### WHAT YOU HAVE TO DO:
In the listing below, locate the lines that hold "อมแซมรถต" and copy them.

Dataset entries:
··········

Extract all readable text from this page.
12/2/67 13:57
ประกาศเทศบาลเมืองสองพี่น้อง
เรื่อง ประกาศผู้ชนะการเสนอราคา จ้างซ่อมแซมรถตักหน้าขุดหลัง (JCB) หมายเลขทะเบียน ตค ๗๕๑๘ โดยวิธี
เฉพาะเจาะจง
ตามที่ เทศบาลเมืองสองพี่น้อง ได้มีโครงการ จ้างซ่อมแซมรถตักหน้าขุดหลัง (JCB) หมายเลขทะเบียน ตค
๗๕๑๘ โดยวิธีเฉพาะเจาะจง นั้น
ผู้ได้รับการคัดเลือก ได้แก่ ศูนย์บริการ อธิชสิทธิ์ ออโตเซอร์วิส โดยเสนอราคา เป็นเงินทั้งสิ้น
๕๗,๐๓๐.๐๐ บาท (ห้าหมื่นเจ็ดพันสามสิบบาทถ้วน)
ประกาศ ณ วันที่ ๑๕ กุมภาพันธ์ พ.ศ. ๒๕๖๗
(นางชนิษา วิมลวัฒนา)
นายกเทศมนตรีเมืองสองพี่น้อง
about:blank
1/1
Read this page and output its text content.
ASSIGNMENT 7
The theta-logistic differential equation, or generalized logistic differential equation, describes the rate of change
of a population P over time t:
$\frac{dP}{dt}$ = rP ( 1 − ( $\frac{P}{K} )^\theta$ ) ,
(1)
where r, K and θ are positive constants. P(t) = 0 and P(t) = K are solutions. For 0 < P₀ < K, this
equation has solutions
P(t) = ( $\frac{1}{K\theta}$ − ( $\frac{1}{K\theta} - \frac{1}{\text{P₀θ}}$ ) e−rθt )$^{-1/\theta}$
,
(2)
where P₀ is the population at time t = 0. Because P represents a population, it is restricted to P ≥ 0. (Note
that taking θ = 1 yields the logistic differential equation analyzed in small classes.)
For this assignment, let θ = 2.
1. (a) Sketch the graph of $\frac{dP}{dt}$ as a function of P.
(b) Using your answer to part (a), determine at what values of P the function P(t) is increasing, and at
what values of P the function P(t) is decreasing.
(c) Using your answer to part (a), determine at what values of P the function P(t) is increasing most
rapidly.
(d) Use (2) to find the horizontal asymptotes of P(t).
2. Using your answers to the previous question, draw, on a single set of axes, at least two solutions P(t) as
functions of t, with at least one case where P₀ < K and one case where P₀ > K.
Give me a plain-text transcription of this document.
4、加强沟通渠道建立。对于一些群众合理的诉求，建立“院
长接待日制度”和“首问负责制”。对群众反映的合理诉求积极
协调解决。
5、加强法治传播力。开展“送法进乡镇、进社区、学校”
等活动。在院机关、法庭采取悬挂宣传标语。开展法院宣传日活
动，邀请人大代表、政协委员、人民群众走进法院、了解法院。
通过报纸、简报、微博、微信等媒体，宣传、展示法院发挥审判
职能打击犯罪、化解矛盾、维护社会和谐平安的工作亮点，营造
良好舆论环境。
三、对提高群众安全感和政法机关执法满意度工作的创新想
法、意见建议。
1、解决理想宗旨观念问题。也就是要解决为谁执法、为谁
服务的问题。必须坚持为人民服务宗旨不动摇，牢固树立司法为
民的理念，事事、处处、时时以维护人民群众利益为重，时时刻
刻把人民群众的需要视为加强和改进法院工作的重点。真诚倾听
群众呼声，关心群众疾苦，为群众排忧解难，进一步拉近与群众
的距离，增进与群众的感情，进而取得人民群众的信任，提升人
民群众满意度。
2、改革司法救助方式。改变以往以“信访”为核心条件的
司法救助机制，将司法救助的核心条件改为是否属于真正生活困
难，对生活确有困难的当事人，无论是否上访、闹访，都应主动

··········

### FULL RESPONSE:
เรื่อง ประกาศผู้ชนะการเสนอราคา จ้างซ่อมแซมรถตักหน้าขุดหลัง (JCB) หมายเลขทะเบียน ตค ๗๕๑๘ โดยวิธี
ตามที่ เทศบาลเมืองสองพี่น้อง ได้มีโครงการ จ้างซ่อมแซมรถตักหน้าขุดหลัง (JCB) หมายเลขทะเบียน ตค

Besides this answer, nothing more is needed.